In the listing below, find every line containing "fines" and copy it out.
--*--
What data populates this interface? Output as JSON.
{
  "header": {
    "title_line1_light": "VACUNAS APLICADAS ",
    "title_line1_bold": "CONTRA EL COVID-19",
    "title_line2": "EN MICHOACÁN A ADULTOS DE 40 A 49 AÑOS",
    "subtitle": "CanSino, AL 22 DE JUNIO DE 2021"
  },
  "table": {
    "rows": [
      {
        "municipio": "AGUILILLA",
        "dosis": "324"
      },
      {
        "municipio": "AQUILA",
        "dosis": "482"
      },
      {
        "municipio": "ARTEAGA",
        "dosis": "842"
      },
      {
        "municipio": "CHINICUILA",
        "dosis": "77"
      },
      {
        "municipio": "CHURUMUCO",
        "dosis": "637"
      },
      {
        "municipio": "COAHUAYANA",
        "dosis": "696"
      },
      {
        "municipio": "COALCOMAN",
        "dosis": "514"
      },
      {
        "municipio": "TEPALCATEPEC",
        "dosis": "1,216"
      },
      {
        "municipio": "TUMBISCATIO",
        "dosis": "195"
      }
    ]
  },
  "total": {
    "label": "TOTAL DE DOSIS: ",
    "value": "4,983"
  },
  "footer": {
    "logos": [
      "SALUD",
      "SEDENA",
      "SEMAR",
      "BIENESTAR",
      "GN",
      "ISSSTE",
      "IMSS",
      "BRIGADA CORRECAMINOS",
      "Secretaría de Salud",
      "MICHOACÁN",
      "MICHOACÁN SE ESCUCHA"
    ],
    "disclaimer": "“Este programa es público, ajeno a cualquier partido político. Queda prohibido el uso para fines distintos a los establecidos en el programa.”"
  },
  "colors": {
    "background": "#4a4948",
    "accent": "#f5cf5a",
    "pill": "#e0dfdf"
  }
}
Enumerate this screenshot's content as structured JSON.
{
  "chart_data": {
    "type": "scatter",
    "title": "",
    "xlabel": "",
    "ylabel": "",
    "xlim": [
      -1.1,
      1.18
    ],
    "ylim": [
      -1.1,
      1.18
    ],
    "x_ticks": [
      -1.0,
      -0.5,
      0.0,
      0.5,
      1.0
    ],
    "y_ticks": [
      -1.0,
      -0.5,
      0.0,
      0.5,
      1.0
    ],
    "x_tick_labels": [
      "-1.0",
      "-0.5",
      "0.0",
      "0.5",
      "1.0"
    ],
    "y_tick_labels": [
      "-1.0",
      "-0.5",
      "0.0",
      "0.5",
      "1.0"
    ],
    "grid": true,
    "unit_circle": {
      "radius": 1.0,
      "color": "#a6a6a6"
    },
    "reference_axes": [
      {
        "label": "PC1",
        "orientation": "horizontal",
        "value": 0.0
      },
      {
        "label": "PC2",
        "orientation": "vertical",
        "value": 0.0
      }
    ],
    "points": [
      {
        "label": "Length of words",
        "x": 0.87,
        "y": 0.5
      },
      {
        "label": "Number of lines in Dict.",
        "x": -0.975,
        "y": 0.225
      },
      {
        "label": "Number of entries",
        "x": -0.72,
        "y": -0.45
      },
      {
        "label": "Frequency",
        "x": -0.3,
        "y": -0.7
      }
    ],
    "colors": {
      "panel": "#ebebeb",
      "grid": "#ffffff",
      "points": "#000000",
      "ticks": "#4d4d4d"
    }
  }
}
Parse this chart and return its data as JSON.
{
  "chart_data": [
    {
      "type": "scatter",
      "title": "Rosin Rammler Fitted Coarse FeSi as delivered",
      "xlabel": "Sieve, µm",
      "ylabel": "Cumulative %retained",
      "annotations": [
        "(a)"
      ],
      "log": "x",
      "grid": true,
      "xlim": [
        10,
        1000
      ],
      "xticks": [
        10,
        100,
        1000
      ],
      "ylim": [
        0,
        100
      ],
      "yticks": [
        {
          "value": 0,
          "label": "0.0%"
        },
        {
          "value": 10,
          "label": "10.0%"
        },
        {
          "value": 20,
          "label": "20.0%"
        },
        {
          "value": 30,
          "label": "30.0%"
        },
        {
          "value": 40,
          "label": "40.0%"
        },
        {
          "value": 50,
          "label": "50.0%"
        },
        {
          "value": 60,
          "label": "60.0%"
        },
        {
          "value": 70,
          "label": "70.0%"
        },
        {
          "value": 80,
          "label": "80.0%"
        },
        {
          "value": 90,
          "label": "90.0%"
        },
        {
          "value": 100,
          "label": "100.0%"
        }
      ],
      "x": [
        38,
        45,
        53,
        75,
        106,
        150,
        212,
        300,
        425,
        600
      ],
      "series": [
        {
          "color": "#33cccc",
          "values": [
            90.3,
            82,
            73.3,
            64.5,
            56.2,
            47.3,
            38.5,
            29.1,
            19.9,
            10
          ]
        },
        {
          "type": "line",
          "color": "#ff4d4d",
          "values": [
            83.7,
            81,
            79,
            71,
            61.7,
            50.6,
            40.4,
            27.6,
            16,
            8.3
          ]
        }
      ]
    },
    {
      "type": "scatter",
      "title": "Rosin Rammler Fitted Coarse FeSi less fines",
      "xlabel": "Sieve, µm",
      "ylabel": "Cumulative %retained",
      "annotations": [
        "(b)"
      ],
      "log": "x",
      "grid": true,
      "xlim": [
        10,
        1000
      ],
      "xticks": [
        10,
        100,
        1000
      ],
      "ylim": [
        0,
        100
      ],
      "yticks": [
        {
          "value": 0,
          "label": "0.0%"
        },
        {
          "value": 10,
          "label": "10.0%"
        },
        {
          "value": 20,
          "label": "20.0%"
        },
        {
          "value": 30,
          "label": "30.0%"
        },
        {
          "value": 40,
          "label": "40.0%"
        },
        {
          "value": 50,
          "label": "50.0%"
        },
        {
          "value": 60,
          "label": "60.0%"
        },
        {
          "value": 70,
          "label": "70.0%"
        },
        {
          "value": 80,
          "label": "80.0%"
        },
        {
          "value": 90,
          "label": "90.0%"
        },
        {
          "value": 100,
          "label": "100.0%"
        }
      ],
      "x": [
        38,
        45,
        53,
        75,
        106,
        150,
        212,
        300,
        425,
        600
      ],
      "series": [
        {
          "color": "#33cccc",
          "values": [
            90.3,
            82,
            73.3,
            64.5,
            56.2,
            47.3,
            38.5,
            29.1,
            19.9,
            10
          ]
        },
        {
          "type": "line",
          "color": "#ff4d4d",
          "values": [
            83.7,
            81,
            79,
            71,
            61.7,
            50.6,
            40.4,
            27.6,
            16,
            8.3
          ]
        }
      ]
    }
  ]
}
--*--
→ **Correct output**
    "disclaimer": "“Este programa es público, ajeno a cualquier partido político. Queda prohibido el uso para fines distintos a los establecidos en el programa.”"
      "title": "Rosin Rammler Fitted Coarse FeSi less fines",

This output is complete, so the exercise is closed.